→ TASK STATEMENT
Leave out the pictures and repeat exactly the lines from the one containing "Output a JSON" through the end of the records.

(Collected data)
- - - -
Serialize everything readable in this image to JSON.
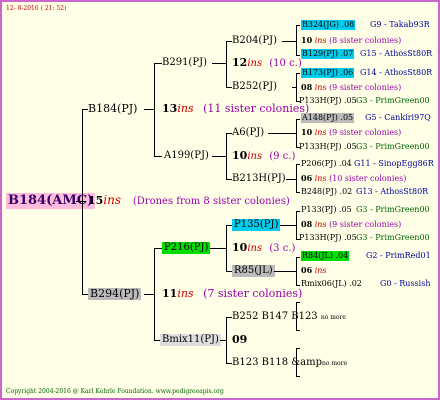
{
  "header": "12- 8-2016 ( 21: 52)",
  "footer": "Copyright 2004-2016 @ Karl Kehrle Foundation. www.pedigreeapis.org",
  "root": {
    "label": "B184(AMC)",
    "num": "15",
    "ins": "ins",
    "note": "(Drones from 8 sister colonies)"
  },
  "sire": {
    "label": "B184(PJ)",
    "num": "13",
    "ins": "ins",
    "note": "(11 sister colonies)"
  },
  "dam_side": {
    "label": "B294(PJ)",
    "num": "11",
    "ins": "ins",
    "note": "(7 sister colonies)"
  },
  "gen2": {
    "b291": {
      "label": "B291(PJ)",
      "num": "12",
      "ins": "ins",
      "note": "(10 c.)"
    },
    "a199": {
      "label": "A199(PJ)",
      "num": "10",
      "ins": "ins",
      "note": "(9 c.)"
    },
    "p216": {
      "label": "P216(PJ)",
      "num": "10",
      "ins": "ins",
      "note": "(3 c.)"
    },
    "bmix11": {
      "label": "Bmix11(PJ)",
      "num": "09"
    }
  },
  "gen3": {
    "b204": "B204(PJ)",
    "b252": "B252(PJ)",
    "a6": "A6(PJ)",
    "b213h": "B213H(PJ)",
    "p135": "P135(PJ)",
    "r85": "R85(JL)",
    "b252b147": "B252 B147 B123",
    "b252b147_note": "no more",
    "b123b118": "B123 B118 &amp",
    "b123b118_note": "no more"
  },
  "gen4": {
    "r1": {
      "label": "B324(JG) .08",
      "right": "G9 - Takab93R"
    },
    "r2": {
      "num": "10",
      "ins": "ins",
      "note": "(8 sister colonies)"
    },
    "r3": {
      "label": "B129(PJ) .07",
      "right": "G15 - AthosSt80R"
    },
    "r4": {
      "label": "B173(PJ) .06",
      "right": "G14 - AthosSt80R"
    },
    "r5": {
      "num": "08",
      "ins": "ins",
      "note": "(9 sister colonies)"
    },
    "r6": {
      "label": "P133H(PJ) .05",
      "right": "G3 - PrimGreen00"
    },
    "r7": {
      "label": "A148(PJ) .05",
      "right": "G5 - Cankiri97Q"
    },
    "r8": {
      "num": "10",
      "ins": "ins",
      "note": "(9 sister colonies)"
    },
    "r9": {
      "label": "P133H(PJ) .05",
      "right": "G3 - PrimGreen00"
    },
    "r10": {
      "label": "P206(PJ) .04",
      "right": "G11 - SinopEgg86R"
    },
    "r11": {
      "num": "06",
      "ins": "ins",
      "note": "(10 sister colonies)"
    },
    "r12": {
      "label": "B248(PJ) .02",
      "right": "G13 - AthosSt80R"
    },
    "r13": {
      "label": "P133(PJ) .05",
      "right": "G3 - PrimGreen00"
    },
    "r14": {
      "num": "08",
      "ins": "ins",
      "note": "(9 sister colonies)"
    },
    "r15": {
      "label": "P133H(PJ) .05",
      "right": "G3 - PrimGreen00"
    },
    "r16": {
      "label": "R84(JL) .04",
      "right": "G2 - PrimRed01"
    },
    "r17": {
      "num": "06",
      "ins": "ins"
    },
    "r18": {
      "label": "Rmix06(JL) .02",
      "right": "G0 - Russish"
    }
  }
}
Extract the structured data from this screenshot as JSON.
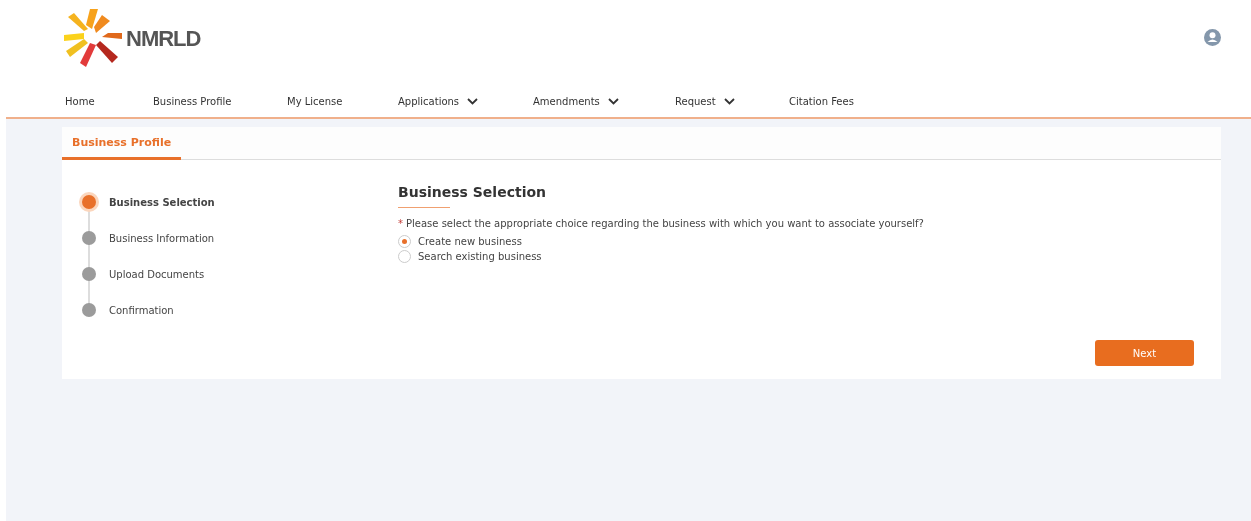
{
  "header": {
    "logo_text": "NMRLD"
  },
  "nav": [
    {
      "label": "Home",
      "dropdown": false
    },
    {
      "label": "Business Profile",
      "dropdown": false
    },
    {
      "label": "My License",
      "dropdown": false
    },
    {
      "label": "Applications",
      "dropdown": true
    },
    {
      "label": "Amendments",
      "dropdown": true
    },
    {
      "label": "Request",
      "dropdown": true
    },
    {
      "label": "Citation Fees",
      "dropdown": false
    }
  ],
  "tabs": [
    {
      "label": "Business Profile",
      "selected": true
    }
  ],
  "steps": [
    {
      "label": "Business Selection",
      "selected": true
    },
    {
      "label": "Business Information",
      "selected": false
    },
    {
      "label": "Upload Documents",
      "selected": false
    },
    {
      "label": "Confirmation",
      "selected": false
    }
  ],
  "form": {
    "title": "Business Selection",
    "required_mark": "*",
    "question": "Please select the appropriate choice regarding the business with which you want to associate yourself?",
    "options": [
      {
        "label": "Create new business",
        "selected": true
      },
      {
        "label": "Search existing business",
        "selected": false
      }
    ]
  },
  "buttons": [
    {
      "label": "Next"
    }
  ]
}
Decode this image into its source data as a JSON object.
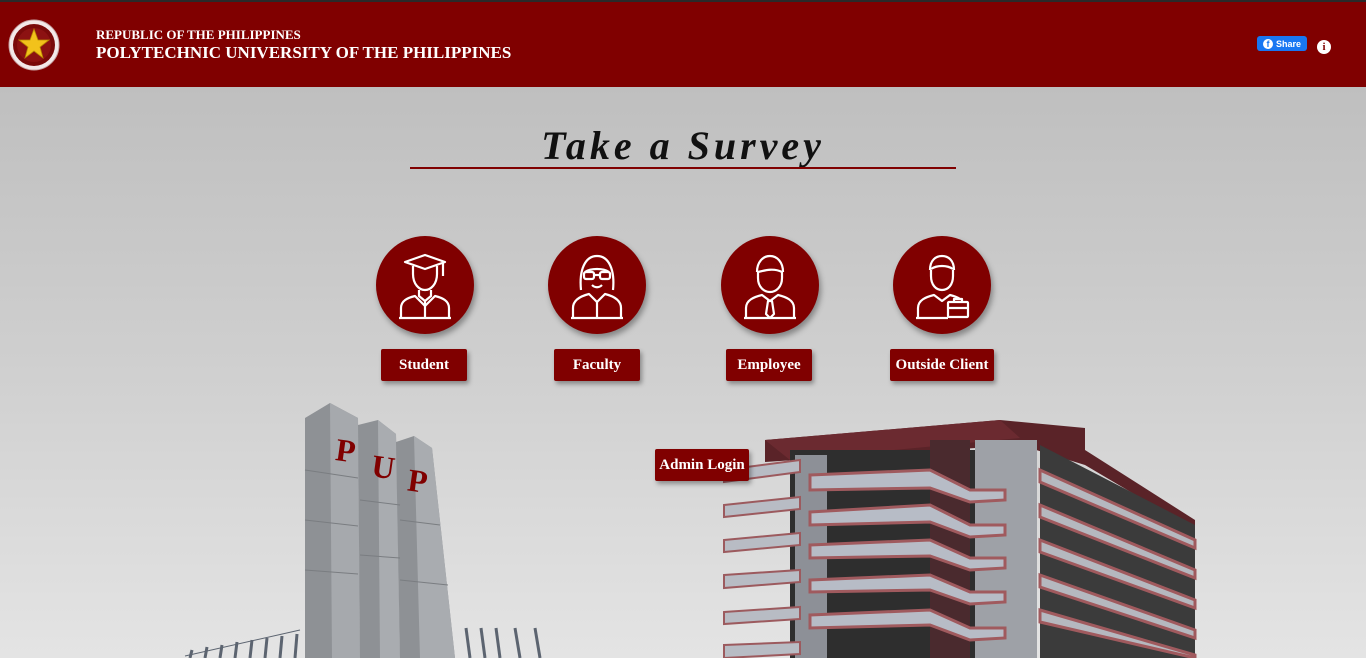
{
  "header": {
    "republic": "REPUBLIC OF THE PHILIPPINES",
    "university": "POLYTECHNIC UNIVERSITY OF THE PHILIPPINES",
    "share_label": "Share",
    "share_icon": "f",
    "info_icon": "i"
  },
  "main": {
    "title": "Take a Survey",
    "options": [
      {
        "label": "Student",
        "icon": "graduate-icon"
      },
      {
        "label": "Faculty",
        "icon": "faculty-woman-icon"
      },
      {
        "label": "Employee",
        "icon": "employee-icon"
      },
      {
        "label": "Outside Client",
        "icon": "client-briefcase-icon"
      }
    ],
    "admin_login": "Admin Login"
  },
  "background": {
    "monument_letters": [
      "P",
      "U",
      "P"
    ]
  },
  "colors": {
    "brand": "#800000",
    "facebook": "#1877f2"
  }
}
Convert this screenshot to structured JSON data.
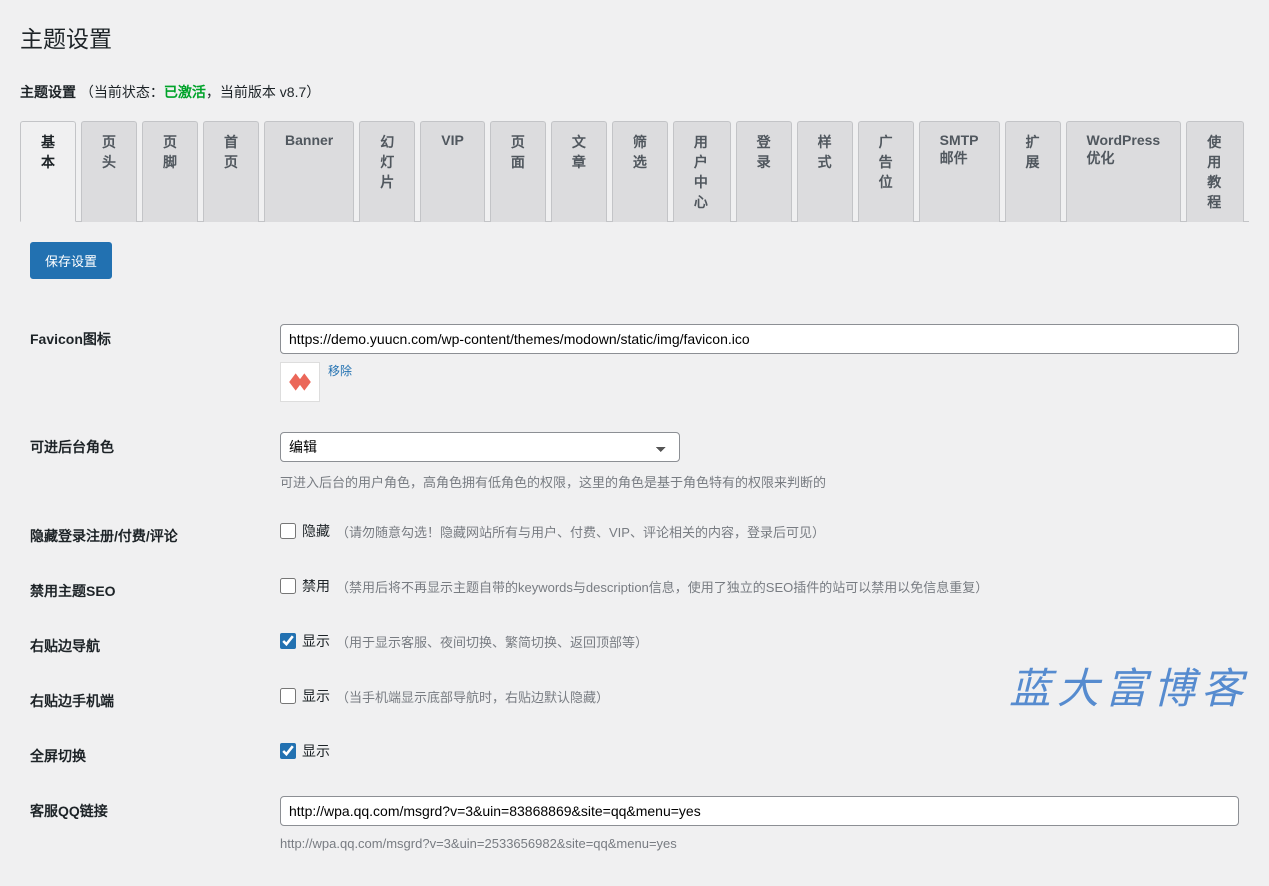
{
  "page_title": "主题设置",
  "subtitle": {
    "label": "主题设置",
    "status_prefix": "（当前状态：",
    "status_value": "已激活",
    "version_text": "，当前版本 v8.7）"
  },
  "tabs": [
    "基本",
    "页头",
    "页脚",
    "首页",
    "Banner",
    "幻灯片",
    "VIP",
    "页面",
    "文章",
    "筛选",
    "用户中心",
    "登录",
    "样式",
    "广告位",
    "SMTP邮件",
    "扩展",
    "WordPress优化",
    "使用教程"
  ],
  "active_tab_index": 0,
  "save_button": "保存设置",
  "fields": {
    "favicon": {
      "label": "Favicon图标",
      "value": "https://demo.yuucn.com/wp-content/themes/modown/static/img/favicon.ico",
      "remove": "移除"
    },
    "backend_role": {
      "label": "可进后台角色",
      "selected": "编辑",
      "desc": "可进入后台的用户角色，高角色拥有低角色的权限，这里的角色是基于角色特有的权限来判断的"
    },
    "hide_login": {
      "label": "隐藏登录注册/付费/评论",
      "checkbox_label": "隐藏",
      "hint": "（请勿随意勾选！隐藏网站所有与用户、付费、VIP、评论相关的内容，登录后可见）",
      "checked": false
    },
    "disable_seo": {
      "label": "禁用主题SEO",
      "checkbox_label": "禁用",
      "hint": "（禁用后将不再显示主题自带的keywords与description信息，使用了独立的SEO插件的站可以禁用以免信息重复）",
      "checked": false
    },
    "right_nav": {
      "label": "右贴边导航",
      "checkbox_label": "显示",
      "hint": "（用于显示客服、夜间切换、繁简切换、返回顶部等）",
      "checked": true
    },
    "right_nav_mobile": {
      "label": "右贴边手机端",
      "checkbox_label": "显示",
      "hint": "（当手机端显示底部导航时，右贴边默认隐藏）",
      "checked": false
    },
    "fullscreen": {
      "label": "全屏切换",
      "checkbox_label": "显示",
      "hint": "",
      "checked": true
    },
    "qq_link": {
      "label": "客服QQ链接",
      "value": "http://wpa.qq.com/msgrd?v=3&uin=83868869&site=qq&menu=yes",
      "desc": "http://wpa.qq.com/msgrd?v=3&uin=2533656982&site=qq&menu=yes"
    }
  },
  "watermark": "蓝大富博客"
}
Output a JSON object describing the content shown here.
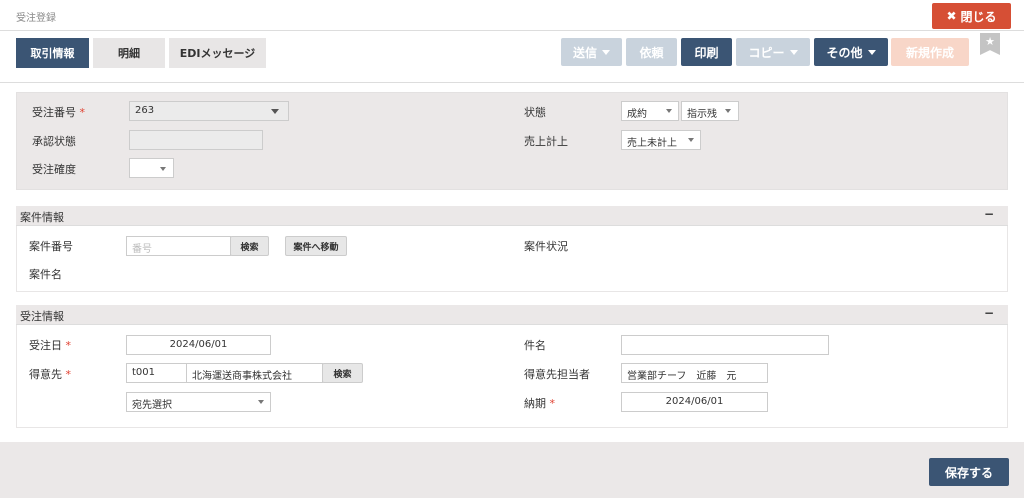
{
  "header": {
    "title": "受注登録",
    "close_label": "閉じる",
    "close_icon": "✖"
  },
  "tabs": [
    {
      "label": "取引情報",
      "active": true
    },
    {
      "label": "明細",
      "active": false
    },
    {
      "label": "EDIメッセージ",
      "active": false
    }
  ],
  "toolbar": {
    "send": "送信",
    "request": "依頼",
    "print": "印刷",
    "copy": "コピー",
    "other": "その他",
    "new": "新規作成",
    "bookmark_icon": "★"
  },
  "summary": {
    "order_no_label": "受注番号",
    "order_no_value": "263",
    "approval_label": "承認状態",
    "approval_value": "",
    "certainty_label": "受注確度",
    "certainty_value": "",
    "status_label": "状態",
    "status_value1": "成約",
    "status_value2": "指示残",
    "sales_label": "売上計上",
    "sales_value": "売上未計上"
  },
  "case_section": {
    "title": "案件情報",
    "collapse": "−",
    "case_no_label": "案件番号",
    "case_no_placeholder": "番号",
    "search_btn": "検索",
    "move_btn": "案件へ移動",
    "case_status_label": "案件状況",
    "case_name_label": "案件名"
  },
  "order_section": {
    "title": "受注情報",
    "collapse": "−",
    "order_date_label": "受注日",
    "order_date_value": "2024/06/01",
    "customer_label": "得意先",
    "customer_code": "t001",
    "customer_name": "北海運送商事株式会社",
    "search_btn": "検索",
    "address_select": "宛先選択",
    "subject_label": "件名",
    "subject_value": "",
    "contact_label": "得意先担当者",
    "contact_value": "営業部チーフ　近藤　元",
    "due_label": "納期",
    "due_value": "2024/06/01"
  },
  "footer": {
    "save_label": "保存する"
  },
  "required_mark": "*"
}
- - - -
→ FINISHED TASK
Output a JSON object describing the content shown here.
{
  "header": {
    "title": "受注登録",
    "close_label": "閉じる",
    "close_icon": "✖"
  },
  "tabs": [
    {
      "label": "取引情報",
      "active": true
    },
    {
      "label": "明細",
      "active": false
    },
    {
      "label": "EDIメッセージ",
      "active": false
    }
  ],
  "toolbar": {
    "send": "送信",
    "request": "依頼",
    "print": "印刷",
    "copy": "コピー",
    "other": "その他",
    "new": "新規作成",
    "bookmark_icon": "★"
  },
  "summary": {
    "order_no_label": "受注番号",
    "order_no_value": "263",
    "approval_label": "承認状態",
    "approval_value": "",
    "certainty_label": "受注確度",
    "certainty_value": "",
    "status_label": "状態",
    "status_value1": "成約",
    "status_value2": "指示残",
    "sales_label": "売上計上",
    "sales_value": "売上未計上"
  },
  "case_section": {
    "title": "案件情報",
    "collapse": "−",
    "case_no_label": "案件番号",
    "case_no_placeholder": "番号",
    "search_btn": "検索",
    "move_btn": "案件へ移動",
    "case_status_label": "案件状況",
    "case_name_label": "案件名"
  },
  "order_section": {
    "title": "受注情報",
    "collapse": "−",
    "order_date_label": "受注日",
    "order_date_value": "2024/06/01",
    "customer_label": "得意先",
    "customer_code": "t001",
    "customer_name": "北海運送商事株式会社",
    "search_btn": "検索",
    "address_select": "宛先選択",
    "subject_label": "件名",
    "subject_value": "",
    "contact_label": "得意先担当者",
    "contact_value": "営業部チーフ　近藤　元",
    "due_label": "納期",
    "due_value": "2024/06/01"
  },
  "footer": {
    "save_label": "保存する"
  },
  "required_mark": "*"
}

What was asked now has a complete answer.